------ EXERCISE INPUT ------
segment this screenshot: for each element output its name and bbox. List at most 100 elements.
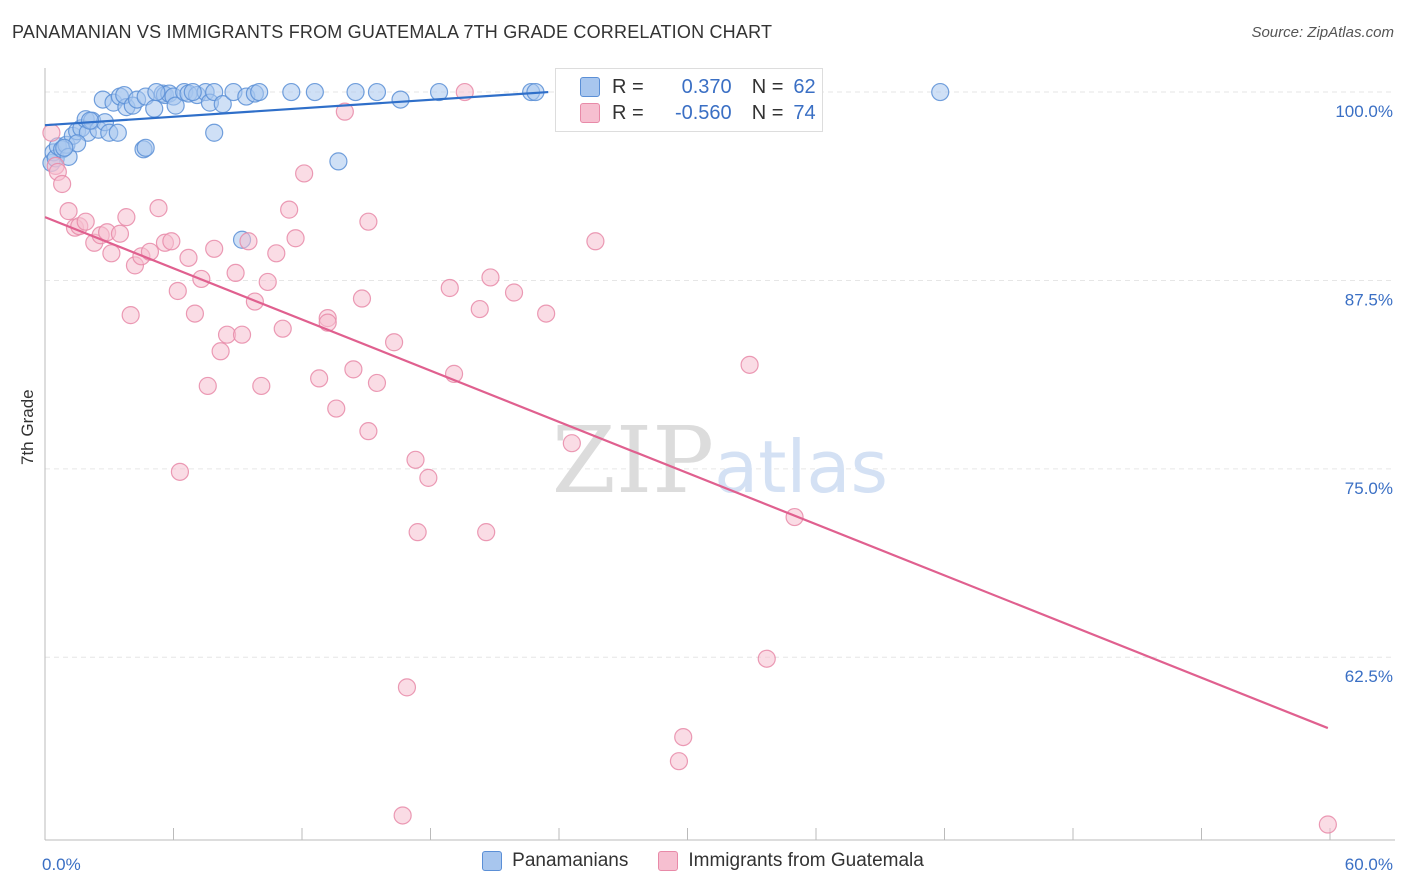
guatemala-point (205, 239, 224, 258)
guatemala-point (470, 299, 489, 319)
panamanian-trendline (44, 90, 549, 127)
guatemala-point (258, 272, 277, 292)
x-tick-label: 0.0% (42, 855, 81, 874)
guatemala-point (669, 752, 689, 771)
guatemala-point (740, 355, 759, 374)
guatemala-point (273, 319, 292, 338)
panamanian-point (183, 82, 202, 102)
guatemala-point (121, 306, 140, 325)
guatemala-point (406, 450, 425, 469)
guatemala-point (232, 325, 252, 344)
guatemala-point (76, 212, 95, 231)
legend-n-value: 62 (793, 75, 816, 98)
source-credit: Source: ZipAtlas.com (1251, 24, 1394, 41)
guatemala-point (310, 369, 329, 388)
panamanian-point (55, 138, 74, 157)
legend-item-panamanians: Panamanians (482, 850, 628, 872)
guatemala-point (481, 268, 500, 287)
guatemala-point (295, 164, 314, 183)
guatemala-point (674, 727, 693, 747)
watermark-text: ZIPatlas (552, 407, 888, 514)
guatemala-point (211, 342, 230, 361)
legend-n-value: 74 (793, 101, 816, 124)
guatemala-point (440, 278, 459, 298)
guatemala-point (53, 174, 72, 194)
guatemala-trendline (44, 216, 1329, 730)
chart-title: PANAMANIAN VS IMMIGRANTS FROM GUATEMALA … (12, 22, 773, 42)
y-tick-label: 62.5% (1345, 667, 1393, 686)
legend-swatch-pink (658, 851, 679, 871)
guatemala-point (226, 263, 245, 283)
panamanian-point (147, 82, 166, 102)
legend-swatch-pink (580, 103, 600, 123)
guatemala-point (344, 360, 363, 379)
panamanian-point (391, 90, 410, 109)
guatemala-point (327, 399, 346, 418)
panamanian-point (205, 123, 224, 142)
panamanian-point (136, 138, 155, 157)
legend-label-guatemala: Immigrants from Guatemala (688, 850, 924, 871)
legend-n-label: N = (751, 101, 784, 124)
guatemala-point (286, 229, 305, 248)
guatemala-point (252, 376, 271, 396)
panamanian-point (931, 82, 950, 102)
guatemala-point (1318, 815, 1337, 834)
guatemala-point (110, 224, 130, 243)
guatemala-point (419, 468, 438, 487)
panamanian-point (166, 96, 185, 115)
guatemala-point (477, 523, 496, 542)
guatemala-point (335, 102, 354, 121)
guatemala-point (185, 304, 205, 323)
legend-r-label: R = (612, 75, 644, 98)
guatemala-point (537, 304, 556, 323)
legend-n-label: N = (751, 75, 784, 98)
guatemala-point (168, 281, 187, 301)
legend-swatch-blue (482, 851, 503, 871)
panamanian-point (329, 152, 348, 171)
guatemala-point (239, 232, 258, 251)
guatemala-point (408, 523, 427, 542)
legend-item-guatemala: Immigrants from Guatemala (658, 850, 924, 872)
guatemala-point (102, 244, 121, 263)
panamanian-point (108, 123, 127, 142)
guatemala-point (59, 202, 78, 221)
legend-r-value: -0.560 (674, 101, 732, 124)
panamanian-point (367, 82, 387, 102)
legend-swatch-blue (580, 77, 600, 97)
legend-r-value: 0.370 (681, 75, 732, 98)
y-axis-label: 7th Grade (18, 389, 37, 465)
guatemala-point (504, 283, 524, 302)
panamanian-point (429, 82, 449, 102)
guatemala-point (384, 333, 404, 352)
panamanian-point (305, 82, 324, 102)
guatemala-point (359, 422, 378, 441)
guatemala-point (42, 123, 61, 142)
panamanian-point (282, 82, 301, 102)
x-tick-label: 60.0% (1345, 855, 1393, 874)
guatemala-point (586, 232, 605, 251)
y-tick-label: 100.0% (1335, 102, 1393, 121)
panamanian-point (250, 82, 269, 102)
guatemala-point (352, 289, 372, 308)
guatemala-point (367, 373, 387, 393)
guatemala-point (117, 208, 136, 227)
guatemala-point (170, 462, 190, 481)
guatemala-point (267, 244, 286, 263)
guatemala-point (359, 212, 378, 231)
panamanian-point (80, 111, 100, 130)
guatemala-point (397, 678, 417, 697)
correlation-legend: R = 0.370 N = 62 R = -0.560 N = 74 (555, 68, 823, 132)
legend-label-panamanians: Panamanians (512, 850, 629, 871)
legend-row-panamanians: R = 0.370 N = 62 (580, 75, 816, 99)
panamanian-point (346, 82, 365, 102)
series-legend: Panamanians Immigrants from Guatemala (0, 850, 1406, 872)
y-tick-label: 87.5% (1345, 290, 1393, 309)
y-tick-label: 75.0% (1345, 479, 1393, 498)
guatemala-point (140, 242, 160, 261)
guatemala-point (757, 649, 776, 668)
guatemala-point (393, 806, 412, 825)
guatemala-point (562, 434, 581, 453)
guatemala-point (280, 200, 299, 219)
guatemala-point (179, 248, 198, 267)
------
------ EXERCISE INPUT ------
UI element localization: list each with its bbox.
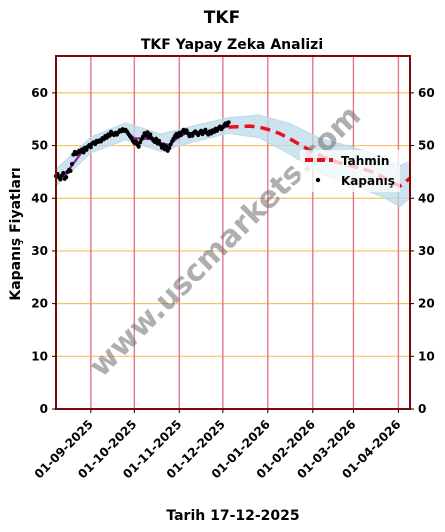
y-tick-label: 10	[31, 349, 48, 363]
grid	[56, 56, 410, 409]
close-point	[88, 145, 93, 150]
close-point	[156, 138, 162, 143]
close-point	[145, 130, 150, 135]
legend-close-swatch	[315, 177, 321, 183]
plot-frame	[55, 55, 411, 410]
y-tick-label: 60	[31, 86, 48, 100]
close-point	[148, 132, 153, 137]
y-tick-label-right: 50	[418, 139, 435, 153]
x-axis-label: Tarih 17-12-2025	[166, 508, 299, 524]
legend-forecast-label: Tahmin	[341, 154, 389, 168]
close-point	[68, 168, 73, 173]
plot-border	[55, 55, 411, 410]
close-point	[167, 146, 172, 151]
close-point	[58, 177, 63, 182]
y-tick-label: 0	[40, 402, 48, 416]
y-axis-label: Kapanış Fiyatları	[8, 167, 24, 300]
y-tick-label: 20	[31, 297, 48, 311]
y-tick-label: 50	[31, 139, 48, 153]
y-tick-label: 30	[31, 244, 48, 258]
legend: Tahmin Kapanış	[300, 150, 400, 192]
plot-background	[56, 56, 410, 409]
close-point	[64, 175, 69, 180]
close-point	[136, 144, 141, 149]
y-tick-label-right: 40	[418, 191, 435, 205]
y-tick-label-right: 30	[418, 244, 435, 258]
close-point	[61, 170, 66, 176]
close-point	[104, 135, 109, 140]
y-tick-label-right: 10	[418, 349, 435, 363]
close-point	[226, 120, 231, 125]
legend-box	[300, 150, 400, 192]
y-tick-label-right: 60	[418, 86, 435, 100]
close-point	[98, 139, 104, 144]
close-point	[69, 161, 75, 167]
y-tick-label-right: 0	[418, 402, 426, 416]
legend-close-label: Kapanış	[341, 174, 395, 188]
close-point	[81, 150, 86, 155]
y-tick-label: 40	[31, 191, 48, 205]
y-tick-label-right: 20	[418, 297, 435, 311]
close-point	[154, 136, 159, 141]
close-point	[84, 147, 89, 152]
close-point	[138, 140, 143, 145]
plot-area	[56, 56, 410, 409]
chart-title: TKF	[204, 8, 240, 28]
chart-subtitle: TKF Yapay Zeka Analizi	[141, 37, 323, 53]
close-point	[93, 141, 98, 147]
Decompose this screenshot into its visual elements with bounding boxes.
------
------ EXERCISE INPUT ------
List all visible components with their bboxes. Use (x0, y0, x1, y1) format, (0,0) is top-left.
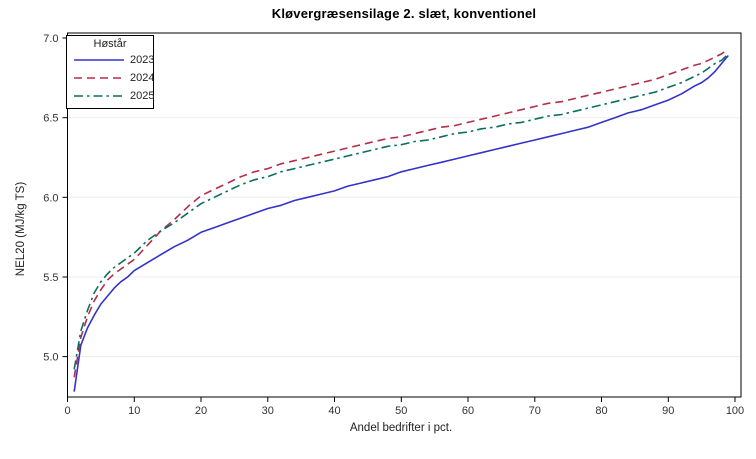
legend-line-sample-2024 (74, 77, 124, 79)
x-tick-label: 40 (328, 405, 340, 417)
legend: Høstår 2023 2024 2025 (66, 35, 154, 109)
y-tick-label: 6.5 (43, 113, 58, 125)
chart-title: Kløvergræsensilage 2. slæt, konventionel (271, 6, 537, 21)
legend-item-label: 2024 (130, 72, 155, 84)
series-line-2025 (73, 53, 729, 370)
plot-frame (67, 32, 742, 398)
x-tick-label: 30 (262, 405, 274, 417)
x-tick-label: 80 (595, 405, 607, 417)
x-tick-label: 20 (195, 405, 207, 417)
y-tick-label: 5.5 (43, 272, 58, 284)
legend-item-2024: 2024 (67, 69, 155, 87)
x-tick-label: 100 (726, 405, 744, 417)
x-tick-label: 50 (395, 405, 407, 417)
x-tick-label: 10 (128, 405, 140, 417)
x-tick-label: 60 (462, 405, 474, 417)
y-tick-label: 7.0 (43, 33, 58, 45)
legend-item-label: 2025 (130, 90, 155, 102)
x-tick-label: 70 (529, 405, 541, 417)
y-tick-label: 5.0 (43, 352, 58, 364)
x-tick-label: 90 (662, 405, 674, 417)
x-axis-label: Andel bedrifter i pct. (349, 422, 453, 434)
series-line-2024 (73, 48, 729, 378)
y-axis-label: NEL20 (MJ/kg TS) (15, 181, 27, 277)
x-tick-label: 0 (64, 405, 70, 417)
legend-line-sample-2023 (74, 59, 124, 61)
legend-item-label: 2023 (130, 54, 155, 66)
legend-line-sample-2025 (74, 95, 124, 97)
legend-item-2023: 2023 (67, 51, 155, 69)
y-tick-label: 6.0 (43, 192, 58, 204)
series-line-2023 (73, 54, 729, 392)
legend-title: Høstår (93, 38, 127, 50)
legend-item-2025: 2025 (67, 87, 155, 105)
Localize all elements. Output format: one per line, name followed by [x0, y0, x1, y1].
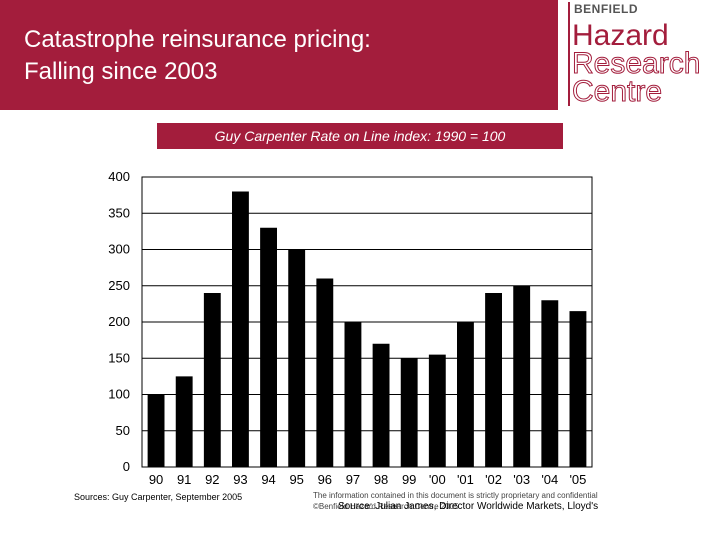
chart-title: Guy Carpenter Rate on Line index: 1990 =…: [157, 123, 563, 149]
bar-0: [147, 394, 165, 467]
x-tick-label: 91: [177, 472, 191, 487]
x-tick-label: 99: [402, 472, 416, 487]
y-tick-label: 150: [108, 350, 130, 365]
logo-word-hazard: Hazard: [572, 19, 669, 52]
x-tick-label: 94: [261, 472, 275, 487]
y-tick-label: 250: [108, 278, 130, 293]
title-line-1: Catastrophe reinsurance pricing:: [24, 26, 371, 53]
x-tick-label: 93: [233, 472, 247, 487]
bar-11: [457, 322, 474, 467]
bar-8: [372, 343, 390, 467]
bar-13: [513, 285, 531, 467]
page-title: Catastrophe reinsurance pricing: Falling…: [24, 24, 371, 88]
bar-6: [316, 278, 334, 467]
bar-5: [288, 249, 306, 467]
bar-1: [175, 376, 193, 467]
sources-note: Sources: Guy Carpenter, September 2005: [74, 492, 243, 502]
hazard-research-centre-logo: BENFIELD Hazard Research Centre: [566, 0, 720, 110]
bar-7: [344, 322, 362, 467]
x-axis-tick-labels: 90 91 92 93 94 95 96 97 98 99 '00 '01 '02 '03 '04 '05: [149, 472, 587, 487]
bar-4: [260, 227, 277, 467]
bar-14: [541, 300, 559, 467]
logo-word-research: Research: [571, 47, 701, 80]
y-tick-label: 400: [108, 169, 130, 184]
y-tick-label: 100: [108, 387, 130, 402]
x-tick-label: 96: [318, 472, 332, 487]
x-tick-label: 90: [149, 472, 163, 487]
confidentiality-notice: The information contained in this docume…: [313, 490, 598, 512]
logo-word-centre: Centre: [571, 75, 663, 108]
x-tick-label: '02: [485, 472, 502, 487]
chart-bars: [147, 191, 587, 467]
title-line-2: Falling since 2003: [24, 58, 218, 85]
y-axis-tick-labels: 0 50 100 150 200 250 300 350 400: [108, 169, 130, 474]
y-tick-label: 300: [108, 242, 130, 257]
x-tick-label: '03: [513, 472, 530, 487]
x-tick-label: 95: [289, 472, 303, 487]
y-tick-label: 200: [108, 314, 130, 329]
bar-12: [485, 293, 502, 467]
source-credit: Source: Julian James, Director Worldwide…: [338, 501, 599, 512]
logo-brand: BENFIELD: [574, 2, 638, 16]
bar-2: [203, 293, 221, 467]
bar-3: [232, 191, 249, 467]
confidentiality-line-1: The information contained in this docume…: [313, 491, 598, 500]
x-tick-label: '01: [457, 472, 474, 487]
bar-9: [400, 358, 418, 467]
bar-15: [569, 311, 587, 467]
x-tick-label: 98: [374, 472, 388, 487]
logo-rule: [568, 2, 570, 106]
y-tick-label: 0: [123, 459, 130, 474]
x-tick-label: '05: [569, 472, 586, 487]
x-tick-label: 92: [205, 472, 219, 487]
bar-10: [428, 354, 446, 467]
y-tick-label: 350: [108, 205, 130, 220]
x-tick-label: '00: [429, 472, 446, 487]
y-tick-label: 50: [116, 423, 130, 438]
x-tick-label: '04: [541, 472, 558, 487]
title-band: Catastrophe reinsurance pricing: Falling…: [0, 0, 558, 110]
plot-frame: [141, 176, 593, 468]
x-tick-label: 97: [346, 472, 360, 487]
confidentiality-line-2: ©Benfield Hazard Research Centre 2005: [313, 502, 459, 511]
------
— WHAT IS ASKED —
Copy the lines in the records above without any change, beginning with the line that contains "guatemala-point (205, 239, 224, 258)" and continuing through the line that contains "panamanian-point (183, 82, 202, 102)", with both of those lines included.

— ANSWER IN FULL —
guatemala-point (205, 239, 224, 258)
guatemala-point (470, 299, 489, 319)
panamanian-trendline (44, 90, 549, 127)
guatemala-point (258, 272, 277, 292)
x-tick-label: 0.0% (42, 855, 81, 874)
guatemala-point (669, 752, 689, 771)
guatemala-point (740, 355, 759, 374)
guatemala-point (273, 319, 292, 338)
panamanian-point (183, 82, 202, 102)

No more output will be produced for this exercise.